» **Problem**
Look through the lines below and extract each one that contains "this".

» **Working data**
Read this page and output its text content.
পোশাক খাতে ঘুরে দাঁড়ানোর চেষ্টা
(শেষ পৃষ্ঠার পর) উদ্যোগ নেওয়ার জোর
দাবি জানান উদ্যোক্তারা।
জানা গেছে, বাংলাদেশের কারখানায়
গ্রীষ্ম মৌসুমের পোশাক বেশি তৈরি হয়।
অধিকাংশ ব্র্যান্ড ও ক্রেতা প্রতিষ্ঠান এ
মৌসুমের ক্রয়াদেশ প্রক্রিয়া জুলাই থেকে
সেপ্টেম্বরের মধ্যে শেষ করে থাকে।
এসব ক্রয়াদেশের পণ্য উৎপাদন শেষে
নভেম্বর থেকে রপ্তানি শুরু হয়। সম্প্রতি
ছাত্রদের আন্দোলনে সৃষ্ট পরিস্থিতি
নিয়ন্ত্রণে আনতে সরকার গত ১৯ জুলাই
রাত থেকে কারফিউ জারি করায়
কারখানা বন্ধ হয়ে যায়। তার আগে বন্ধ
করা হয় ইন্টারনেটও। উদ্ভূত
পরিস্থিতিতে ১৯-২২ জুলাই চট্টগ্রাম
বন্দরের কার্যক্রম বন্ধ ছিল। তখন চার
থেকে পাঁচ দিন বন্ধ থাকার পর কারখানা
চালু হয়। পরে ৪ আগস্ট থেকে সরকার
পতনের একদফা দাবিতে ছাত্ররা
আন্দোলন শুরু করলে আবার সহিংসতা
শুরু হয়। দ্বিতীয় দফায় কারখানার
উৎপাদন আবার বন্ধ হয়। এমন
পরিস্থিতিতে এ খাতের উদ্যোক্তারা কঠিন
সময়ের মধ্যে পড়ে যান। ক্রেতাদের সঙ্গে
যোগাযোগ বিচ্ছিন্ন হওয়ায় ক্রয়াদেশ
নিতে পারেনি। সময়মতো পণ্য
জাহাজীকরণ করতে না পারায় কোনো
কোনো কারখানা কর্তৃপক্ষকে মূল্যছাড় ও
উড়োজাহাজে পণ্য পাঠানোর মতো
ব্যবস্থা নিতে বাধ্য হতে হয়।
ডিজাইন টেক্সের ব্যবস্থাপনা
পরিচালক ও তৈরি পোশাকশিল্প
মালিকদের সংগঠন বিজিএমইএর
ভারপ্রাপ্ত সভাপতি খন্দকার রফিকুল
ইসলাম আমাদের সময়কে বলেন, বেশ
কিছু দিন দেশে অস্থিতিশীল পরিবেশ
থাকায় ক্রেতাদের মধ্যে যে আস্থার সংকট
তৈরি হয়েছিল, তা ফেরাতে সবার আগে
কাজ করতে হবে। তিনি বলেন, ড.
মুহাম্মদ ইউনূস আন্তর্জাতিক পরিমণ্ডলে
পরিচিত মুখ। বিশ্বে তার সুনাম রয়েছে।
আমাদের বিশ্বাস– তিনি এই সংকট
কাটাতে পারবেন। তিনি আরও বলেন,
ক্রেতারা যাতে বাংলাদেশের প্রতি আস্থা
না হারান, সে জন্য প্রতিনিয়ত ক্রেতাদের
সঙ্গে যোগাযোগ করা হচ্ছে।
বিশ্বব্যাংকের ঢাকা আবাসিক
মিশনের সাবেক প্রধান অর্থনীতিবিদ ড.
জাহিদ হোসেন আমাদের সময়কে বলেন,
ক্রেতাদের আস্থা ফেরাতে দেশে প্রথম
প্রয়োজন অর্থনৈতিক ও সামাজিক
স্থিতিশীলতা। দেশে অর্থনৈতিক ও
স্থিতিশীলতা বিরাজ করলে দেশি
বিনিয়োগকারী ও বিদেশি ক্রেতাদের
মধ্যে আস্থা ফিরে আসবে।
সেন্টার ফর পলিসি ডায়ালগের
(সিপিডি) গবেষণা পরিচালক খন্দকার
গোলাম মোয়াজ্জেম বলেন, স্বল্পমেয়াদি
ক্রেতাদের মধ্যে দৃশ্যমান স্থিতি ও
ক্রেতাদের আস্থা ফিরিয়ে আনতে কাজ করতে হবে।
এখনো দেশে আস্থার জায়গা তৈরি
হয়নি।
--
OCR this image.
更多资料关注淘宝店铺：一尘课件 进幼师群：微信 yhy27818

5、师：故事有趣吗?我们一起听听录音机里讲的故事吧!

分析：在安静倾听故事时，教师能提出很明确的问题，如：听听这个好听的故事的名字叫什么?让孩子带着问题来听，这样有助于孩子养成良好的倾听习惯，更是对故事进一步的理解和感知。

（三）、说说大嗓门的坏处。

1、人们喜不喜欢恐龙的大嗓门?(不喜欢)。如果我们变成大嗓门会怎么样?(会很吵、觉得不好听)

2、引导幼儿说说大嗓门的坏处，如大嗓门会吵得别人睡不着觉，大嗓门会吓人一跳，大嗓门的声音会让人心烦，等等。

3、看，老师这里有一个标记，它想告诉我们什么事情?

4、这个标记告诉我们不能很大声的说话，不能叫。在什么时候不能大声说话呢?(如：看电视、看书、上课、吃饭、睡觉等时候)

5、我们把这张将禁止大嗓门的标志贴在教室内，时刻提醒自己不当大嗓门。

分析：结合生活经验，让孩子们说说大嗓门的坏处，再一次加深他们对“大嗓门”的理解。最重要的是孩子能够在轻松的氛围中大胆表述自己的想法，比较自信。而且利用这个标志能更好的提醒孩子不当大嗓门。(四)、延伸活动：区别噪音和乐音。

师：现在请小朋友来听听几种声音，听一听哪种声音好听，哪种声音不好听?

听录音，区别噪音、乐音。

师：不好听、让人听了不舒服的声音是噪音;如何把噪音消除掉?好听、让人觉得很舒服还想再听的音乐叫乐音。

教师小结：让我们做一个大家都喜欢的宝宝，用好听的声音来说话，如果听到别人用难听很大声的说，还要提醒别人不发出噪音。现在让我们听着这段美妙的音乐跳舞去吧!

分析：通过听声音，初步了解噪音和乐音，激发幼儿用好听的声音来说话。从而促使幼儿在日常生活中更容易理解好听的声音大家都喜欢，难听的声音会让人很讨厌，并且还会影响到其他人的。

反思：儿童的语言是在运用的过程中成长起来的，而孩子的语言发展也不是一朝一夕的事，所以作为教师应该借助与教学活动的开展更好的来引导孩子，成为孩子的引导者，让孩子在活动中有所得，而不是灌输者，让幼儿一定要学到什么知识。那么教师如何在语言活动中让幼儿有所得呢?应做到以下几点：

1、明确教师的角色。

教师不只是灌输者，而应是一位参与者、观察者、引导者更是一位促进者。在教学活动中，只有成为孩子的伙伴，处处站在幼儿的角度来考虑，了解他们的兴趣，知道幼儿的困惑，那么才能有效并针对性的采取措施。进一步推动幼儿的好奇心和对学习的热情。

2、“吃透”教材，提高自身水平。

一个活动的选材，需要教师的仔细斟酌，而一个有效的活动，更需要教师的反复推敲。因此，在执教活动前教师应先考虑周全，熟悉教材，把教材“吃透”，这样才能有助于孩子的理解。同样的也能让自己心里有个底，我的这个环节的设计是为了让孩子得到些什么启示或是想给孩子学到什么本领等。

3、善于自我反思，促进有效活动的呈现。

» **The answer**
Read this page and output its text content.
OCR this image.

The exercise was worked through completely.